::: RECORD EXTRACTS

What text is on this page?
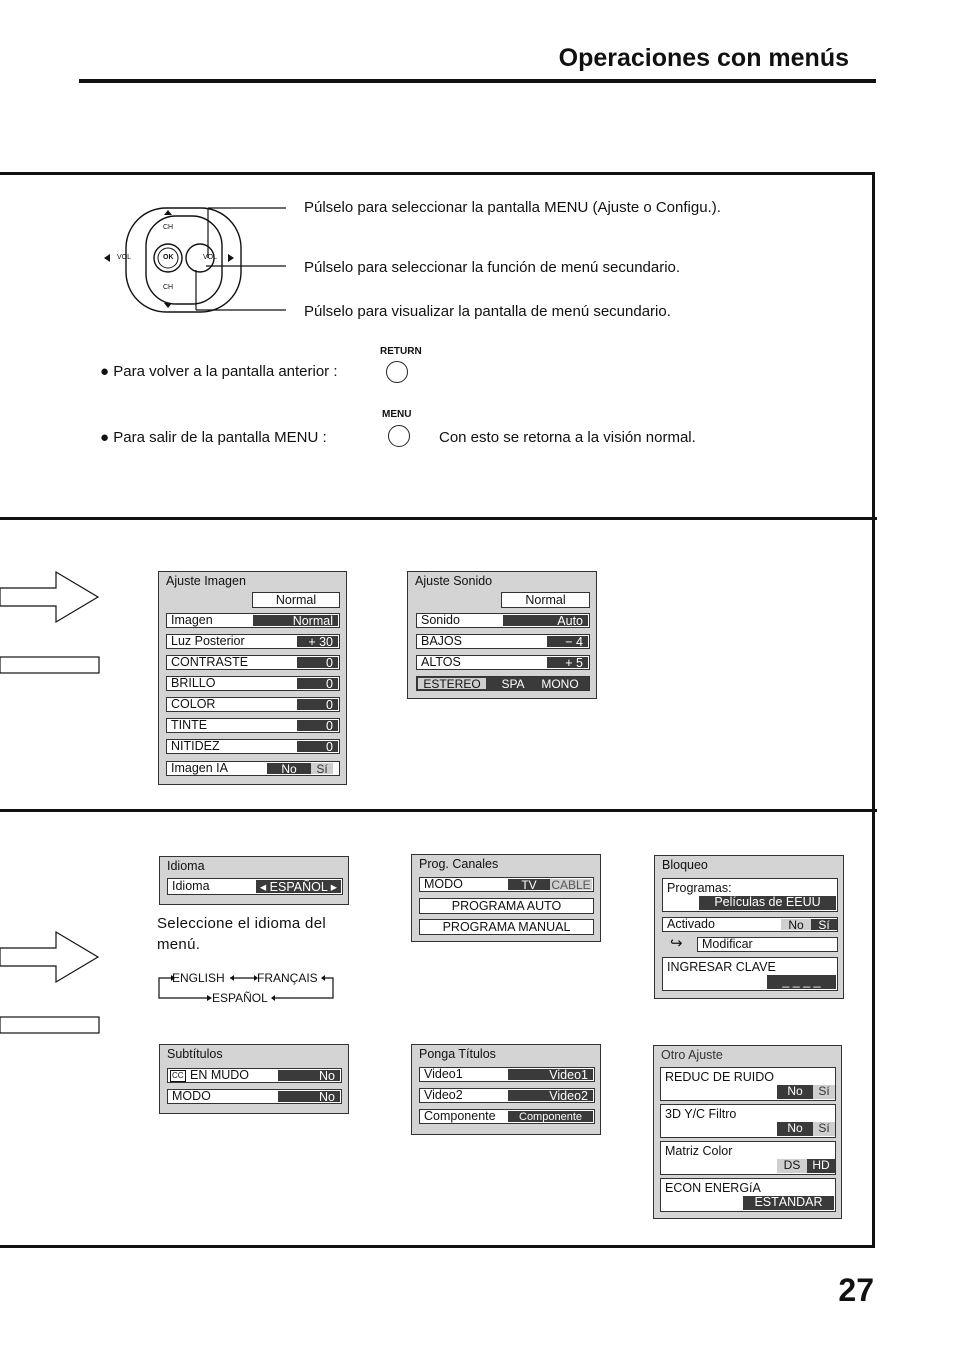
Operaciones con menús
CH
CH
OK
VOL	VOL
Púlselo para seleccionar la pantalla MENU (Ajuste o Configu.).
Púlselo para seleccionar la función de menú secundario.
Púlselo para visualizar la pantalla de menú secundario.
● Para volver a la pantalla anterior :
RETURN
● Para salir de la pantalla MENU :
MENU
Con esto se retorna a la visión normal.
Ajuste Imagen
Normal
Imagen	Normal
Luz Posterior	+ 30
CONTRASTE	0
BRILLO	0
COLOR	0
TINTE	0
NITIDEZ	0
Imagen IA	No	Sí
Ajuste Sonido
Normal
Sonido	Auto
BAJOS	− 4
ALTOS	+ 5
ESTEREO	SPA	MONO
Idioma
Idioma	◂ ESPAÑOL ▸
Seleccione el idioma del menú.
ENGLISH	FRANÇAIS
ESPAÑOL
Prog. Canales
MODO	TV	CABLE
PROGRAMA AUTO
PROGRAMA MANUAL
Bloqueo
Programas:
Películas de EEUU
Activado	No	Sí
↪ Modificar
INGRESAR CLAVE
_ _ _ _
Subtítulos
CC EN MUDO	No
MODO	No
Ponga Títulos
Video1	Video1
Video2	Video2
Componente	Componente
Otro Ajuste
REDUC DE RUIDO
No	Sí
3D Y/C Filtro
No	Sí
Matriz Color
DS	HD
ECON ENERGíA
ESTÁNDAR
27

::::::

*REQUIREMENTS*
With the pictures omitted, reproduce the records in full and exactly.

*ANSWER IN FULL*
What text is on this page?
Operaciones con menús
CH
CH
OK
VOL	VOL
Púlselo para seleccionar la pantalla MENU (Ajuste o Configu.).
Púlselo para seleccionar la función de menú secundario.
Púlselo para visualizar la pantalla de menú secundario.
● Para volver a la pantalla anterior :
RETURN
● Para salir de la pantalla MENU :
MENU
Con esto se retorna a la visión normal.
Ajuste Imagen
Normal
Imagen	Normal
Luz Posterior	+ 30
CONTRASTE	0
BRILLO	0
COLOR	0
TINTE	0
NITIDEZ	0
Imagen IA	No	Sí
Ajuste Sonido
Normal
Sonido	Auto
BAJOS	− 4
ALTOS	+ 5
ESTEREO	SPA	MONO
Idioma
Idioma	◂ ESPAÑOL ▸
Seleccione el idioma del menú.
ENGLISH	FRANÇAIS
ESPAÑOL
Prog. Canales
MODO	TV	CABLE
PROGRAMA AUTO
PROGRAMA MANUAL
Bloqueo
Programas:
Películas de EEUU
Activado	No	Sí
↪ Modificar
INGRESAR CLAVE
_ _ _ _
Subtítulos
CC EN MUDO	No
MODO	No
Ponga Títulos
Video1	Video1
Video2	Video2
Componente	Componente
Otro Ajuste
REDUC DE RUIDO
No	Sí
3D Y/C Filtro
No	Sí
Matriz Color
DS	HD
ECON ENERGíA
ESTÁNDAR
27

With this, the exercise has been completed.